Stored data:
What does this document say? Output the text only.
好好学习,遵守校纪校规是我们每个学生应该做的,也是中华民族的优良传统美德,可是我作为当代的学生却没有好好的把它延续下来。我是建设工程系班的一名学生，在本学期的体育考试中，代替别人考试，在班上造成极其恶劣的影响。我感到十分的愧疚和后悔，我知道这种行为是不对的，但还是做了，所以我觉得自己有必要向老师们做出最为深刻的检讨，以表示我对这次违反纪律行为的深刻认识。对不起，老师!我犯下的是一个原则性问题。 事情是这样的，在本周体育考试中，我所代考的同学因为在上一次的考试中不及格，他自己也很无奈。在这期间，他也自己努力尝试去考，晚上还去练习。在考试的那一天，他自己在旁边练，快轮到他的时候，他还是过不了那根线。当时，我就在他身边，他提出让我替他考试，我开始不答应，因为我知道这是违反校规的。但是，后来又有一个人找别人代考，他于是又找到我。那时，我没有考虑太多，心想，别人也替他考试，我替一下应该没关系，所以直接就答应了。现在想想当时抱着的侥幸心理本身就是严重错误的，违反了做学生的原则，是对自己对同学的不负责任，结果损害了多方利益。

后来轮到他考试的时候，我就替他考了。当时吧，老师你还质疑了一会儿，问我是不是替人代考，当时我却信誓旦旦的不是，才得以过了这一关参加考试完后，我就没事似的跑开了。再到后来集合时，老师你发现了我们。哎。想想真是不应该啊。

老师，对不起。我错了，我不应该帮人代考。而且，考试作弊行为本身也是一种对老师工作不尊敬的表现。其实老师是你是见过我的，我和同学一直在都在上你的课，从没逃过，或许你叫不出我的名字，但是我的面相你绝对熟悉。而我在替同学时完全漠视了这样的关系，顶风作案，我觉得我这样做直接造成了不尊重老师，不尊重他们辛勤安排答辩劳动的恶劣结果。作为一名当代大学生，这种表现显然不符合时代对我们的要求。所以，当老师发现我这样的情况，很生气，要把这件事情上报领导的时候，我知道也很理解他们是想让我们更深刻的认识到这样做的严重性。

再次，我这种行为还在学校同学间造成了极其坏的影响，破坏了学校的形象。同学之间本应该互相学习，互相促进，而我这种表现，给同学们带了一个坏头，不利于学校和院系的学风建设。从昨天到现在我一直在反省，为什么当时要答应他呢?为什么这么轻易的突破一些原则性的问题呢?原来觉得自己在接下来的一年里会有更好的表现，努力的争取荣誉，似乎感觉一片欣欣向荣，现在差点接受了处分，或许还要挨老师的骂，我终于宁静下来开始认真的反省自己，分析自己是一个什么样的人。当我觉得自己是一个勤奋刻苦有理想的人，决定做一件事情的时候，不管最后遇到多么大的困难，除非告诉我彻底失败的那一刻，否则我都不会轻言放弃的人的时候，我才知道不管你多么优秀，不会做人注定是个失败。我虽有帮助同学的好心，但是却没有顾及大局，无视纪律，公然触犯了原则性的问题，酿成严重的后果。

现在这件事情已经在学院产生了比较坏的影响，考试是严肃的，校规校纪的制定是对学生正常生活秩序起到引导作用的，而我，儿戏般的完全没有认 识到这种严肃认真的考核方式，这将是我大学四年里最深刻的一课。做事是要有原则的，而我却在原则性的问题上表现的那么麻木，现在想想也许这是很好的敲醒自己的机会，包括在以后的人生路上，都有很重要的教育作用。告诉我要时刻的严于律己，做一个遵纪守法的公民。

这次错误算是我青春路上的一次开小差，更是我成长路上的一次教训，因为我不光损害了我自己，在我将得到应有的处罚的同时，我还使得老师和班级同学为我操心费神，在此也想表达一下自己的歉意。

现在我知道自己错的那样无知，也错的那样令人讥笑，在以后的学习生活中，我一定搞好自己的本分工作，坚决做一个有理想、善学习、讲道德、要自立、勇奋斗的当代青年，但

* [Problem to work on]:
Write out the full listing exactly as given.

* [Answer for the task]:
What does this document say? Output the text only.
好好学习,遵守校纪校规是我们每个学生应该做的,也是中华民族的优良传统美德,可是我作为当代的学生却没有好好的把它延续下来。我是建设工程系班的一名学生，在本学期的体育考试中，代替别人考试，在班上造成极其恶劣的影响。我感到十分的愧疚和后悔，我知道这种行为是不对的，但还是做了，所以我觉得自己有必要向老师们做出最为深刻的检讨，以表示我对这次违反纪律行为的深刻认识。对不起，老师!我犯下的是一个原则性问题。 事情是这样的，在本周体育考试中，我所代考的同学因为在上一次的考试中不及格，他自己也很无奈。在这期间，他也自己努力尝试去考，晚上还去练习。在考试的那一天，他自己在旁边练，快轮到他的时候，他还是过不了那根线。当时，我就在他身边，他提出让我替他考试，我开始不答应，因为我知道这是违反校规的。但是，后来又有一个人找别人代考，他于是又找到我。那时，我没有考虑太多，心想，别人也替他考试，我替一下应该没关系，所以直接就答应了。现在想想当时抱着的侥幸心理本身就是严重错误的，违反了做学生的原则，是对自己对同学的不负责任，结果损害了多方利益。

后来轮到他考试的时候，我就替他考了。当时吧，老师你还质疑了一会儿，问我是不是替人代考，当时我却信誓旦旦的不是，才得以过了这一关参加考试完后，我就没事似的跑开了。再到后来集合时，老师你发现了我们。哎。想想真是不应该啊。

老师，对不起。我错了，我不应该帮人代考。而且，考试作弊行为本身也是一种对老师工作不尊敬的表现。其实老师是你是见过我的，我和同学一直在都在上你的课，从没逃过，或许你叫不出我的名字，但是我的面相你绝对熟悉。而我在替同学时完全漠视了这样的关系，顶风作案，我觉得我这样做直接造成了不尊重老师，不尊重他们辛勤安排答辩劳动的恶劣结果。作为一名当代大学生，这种表现显然不符合时代对我们的要求。所以，当老师发现我这样的情况，很生气，要把这件事情上报领导的时候，我知道也很理解他们是想让我们更深刻的认识到这样做的严重性。

再次，我这种行为还在学校同学间造成了极其坏的影响，破坏了学校的形象。同学之间本应该互相学习，互相促进，而我这种表现，给同学们带了一个坏头，不利于学校和院系的学风建设。从昨天到现在我一直在反省，为什么当时要答应他呢?为什么这么轻易的突破一些原则性的问题呢?原来觉得自己在接下来的一年里会有更好的表现，努力的争取荣誉，似乎感觉一片欣欣向荣，现在差点接受了处分，或许还要挨老师的骂，我终于宁静下来开始认真的反省自己，分析自己是一个什么样的人。当我觉得自己是一个勤奋刻苦有理想的人，决定做一件事情的时候，不管最后遇到多么大的困难，除非告诉我彻底失败的那一刻，否则我都不会轻言放弃的人的时候，我才知道不管你多么优秀，不会做人注定是个失败。我虽有帮助同学的好心，但是却没有顾及大局，无视纪律，公然触犯了原则性的问题，酿成严重的后果。

现在这件事情已经在学院产生了比较坏的影响，考试是严肃的，校规校纪的制定是对学生正常生活秩序起到引导作用的，而我，儿戏般的完全没有认 识到这种严肃认真的考核方式，这将是我大学四年里最深刻的一课。做事是要有原则的，而我却在原则性的问题上表现的那么麻木，现在想想也许这是很好的敲醒自己的机会，包括在以后的人生路上，都有很重要的教育作用。告诉我要时刻的严于律己，做一个遵纪守法的公民。

这次错误算是我青春路上的一次开小差，更是我成长路上的一次教训，因为我不光损害了我自己，在我将得到应有的处罚的同时，我还使得老师和班级同学为我操心费神，在此也想表达一下自己的歉意。

现在我知道自己错的那样无知，也错的那样令人讥笑，在以后的学习生活中，我一定搞好自己的本分工作，坚决做一个有理想、善学习、讲道德、要自立、勇奋斗的当代青年，但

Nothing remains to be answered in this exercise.